▶ **WHAT YOU SHOULD DO**
Without the images, print every line of the material below exactly as given.

◆ ◆ ◆ ◆ ◆ ◆ ◆

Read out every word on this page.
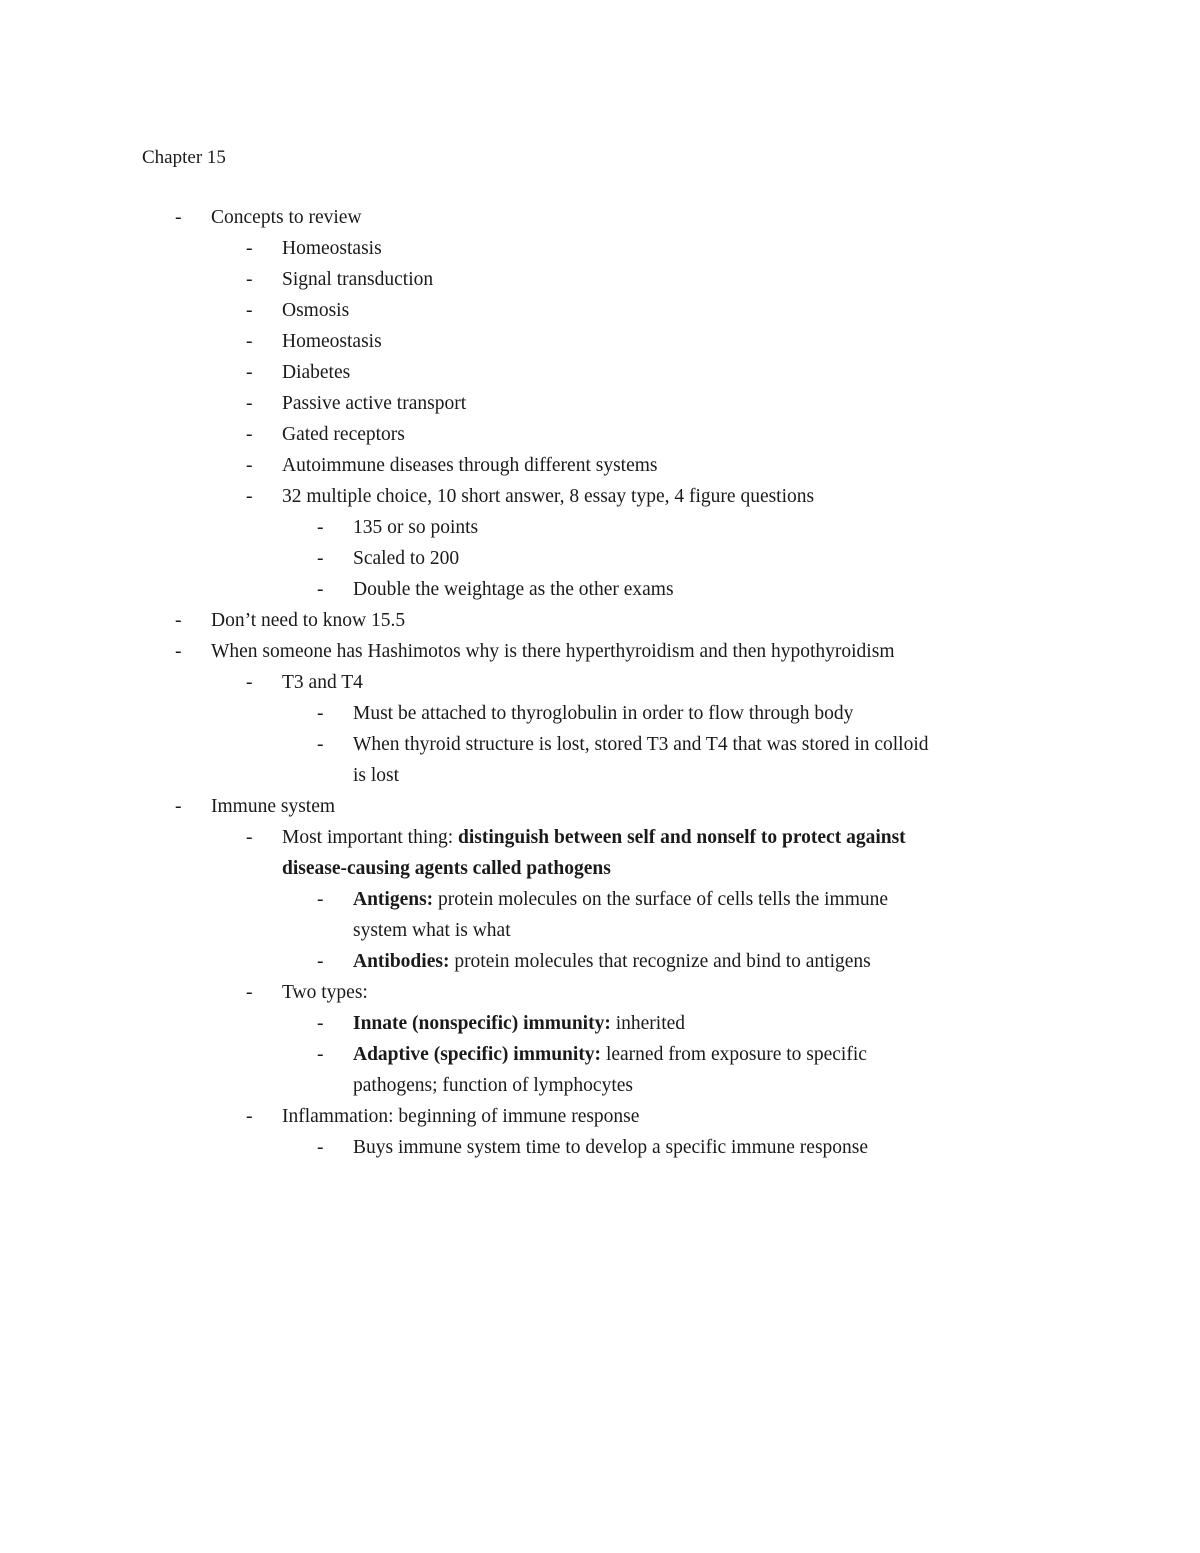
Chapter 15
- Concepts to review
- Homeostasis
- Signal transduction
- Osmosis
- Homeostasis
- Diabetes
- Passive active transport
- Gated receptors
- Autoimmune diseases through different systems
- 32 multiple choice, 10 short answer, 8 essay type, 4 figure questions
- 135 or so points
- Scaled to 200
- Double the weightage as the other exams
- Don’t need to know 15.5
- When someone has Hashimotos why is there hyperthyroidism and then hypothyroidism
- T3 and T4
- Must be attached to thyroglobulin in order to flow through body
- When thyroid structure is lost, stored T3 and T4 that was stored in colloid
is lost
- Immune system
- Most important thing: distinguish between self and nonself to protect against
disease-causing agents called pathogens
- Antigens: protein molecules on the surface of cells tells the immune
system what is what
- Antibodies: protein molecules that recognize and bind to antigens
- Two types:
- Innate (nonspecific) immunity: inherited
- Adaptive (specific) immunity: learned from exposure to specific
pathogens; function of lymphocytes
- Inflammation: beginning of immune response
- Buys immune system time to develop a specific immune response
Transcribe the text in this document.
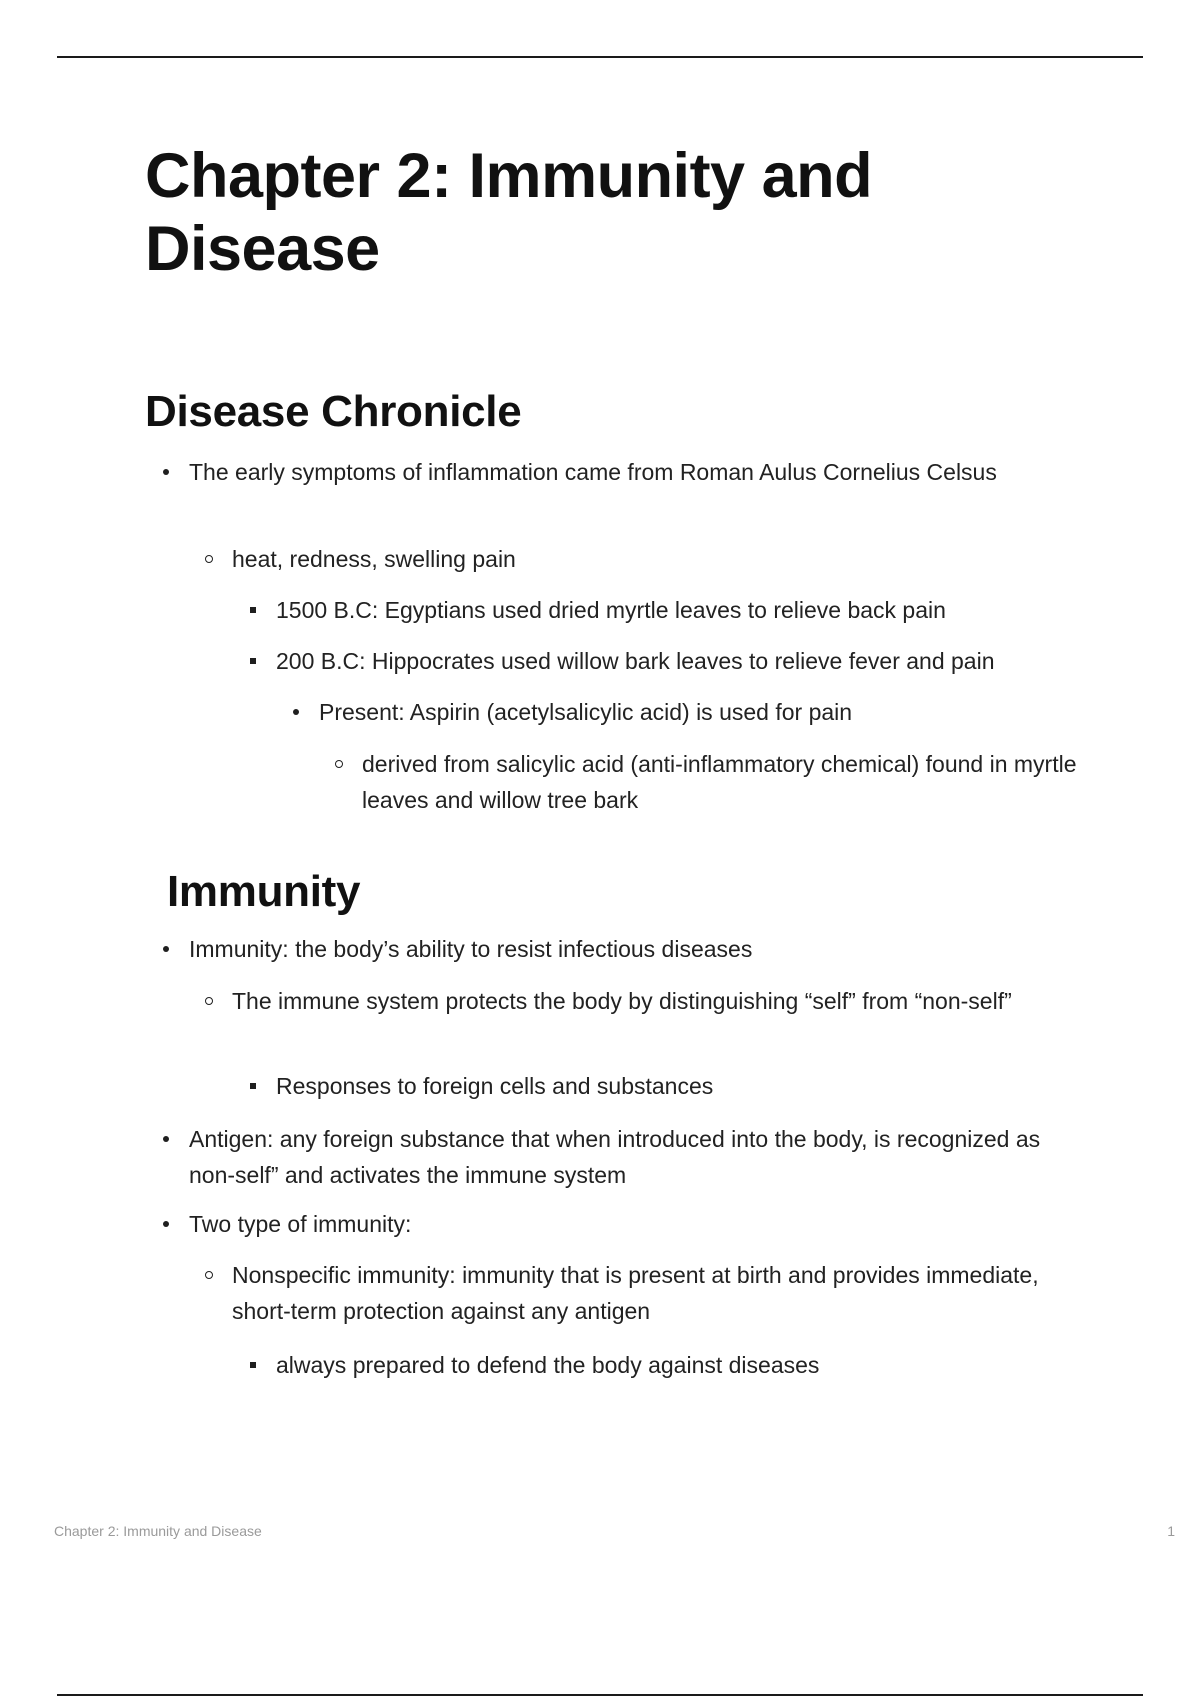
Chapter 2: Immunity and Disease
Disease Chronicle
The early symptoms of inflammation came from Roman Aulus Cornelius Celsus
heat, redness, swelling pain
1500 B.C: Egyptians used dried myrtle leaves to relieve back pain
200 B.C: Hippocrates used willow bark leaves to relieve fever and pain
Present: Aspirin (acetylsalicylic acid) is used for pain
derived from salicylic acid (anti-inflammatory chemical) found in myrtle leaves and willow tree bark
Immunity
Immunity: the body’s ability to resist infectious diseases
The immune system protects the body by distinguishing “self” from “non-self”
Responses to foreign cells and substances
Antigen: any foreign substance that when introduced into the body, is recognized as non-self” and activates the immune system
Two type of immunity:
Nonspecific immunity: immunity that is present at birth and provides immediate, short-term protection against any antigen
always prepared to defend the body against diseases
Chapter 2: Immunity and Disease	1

◆ ◆ ◆ ◆ ◆ ◆ ◆

▶ **RESPONSE BELOW**
Read out every word on this page.
Chapter 15
- Concepts to review
- Homeostasis
- Signal transduction
- Osmosis
- Homeostasis
- Diabetes
- Passive active transport
- Gated receptors
- Autoimmune diseases through different systems
- 32 multiple choice, 10 short answer, 8 essay type, 4 figure questions
- 135 or so points
- Scaled to 200
- Double the weightage as the other exams
- Don’t need to know 15.5
- When someone has Hashimotos why is there hyperthyroidism and then hypothyroidism
- T3 and T4
- Must be attached to thyroglobulin in order to flow through body
- When thyroid structure is lost, stored T3 and T4 that was stored in colloid
is lost
- Immune system
- Most important thing: distinguish between self and nonself to protect against
disease-causing agents called pathogens
- Antigens: protein molecules on the surface of cells tells the immune
system what is what
- Antibodies: protein molecules that recognize and bind to antigens
- Two types:
- Innate (nonspecific) immunity: inherited
- Adaptive (specific) immunity: learned from exposure to specific
pathogens; function of lymphocytes
- Inflammation: beginning of immune response
- Buys immune system time to develop a specific immune response
Transcribe the text in this document.
Chapter 2: Immunity and Disease
Disease Chronicle
The early symptoms of inflammation came from Roman Aulus Cornelius Celsus
heat, redness, swelling pain
1500 B.C: Egyptians used dried myrtle leaves to relieve back pain
200 B.C: Hippocrates used willow bark leaves to relieve fever and pain
Present: Aspirin (acetylsalicylic acid) is used for pain
derived from salicylic acid (anti-inflammatory chemical) found in myrtle leaves and willow tree bark
Immunity
Immunity: the body’s ability to resist infectious diseases
The immune system protects the body by distinguishing “self” from “non-self”
Responses to foreign cells and substances
Antigen: any foreign substance that when introduced into the body, is recognized as non-self” and activates the immune system
Two type of immunity:
Nonspecific immunity: immunity that is present at birth and provides immediate, short-term protection against any antigen
always prepared to defend the body against diseases
Chapter 2: Immunity and Disease	1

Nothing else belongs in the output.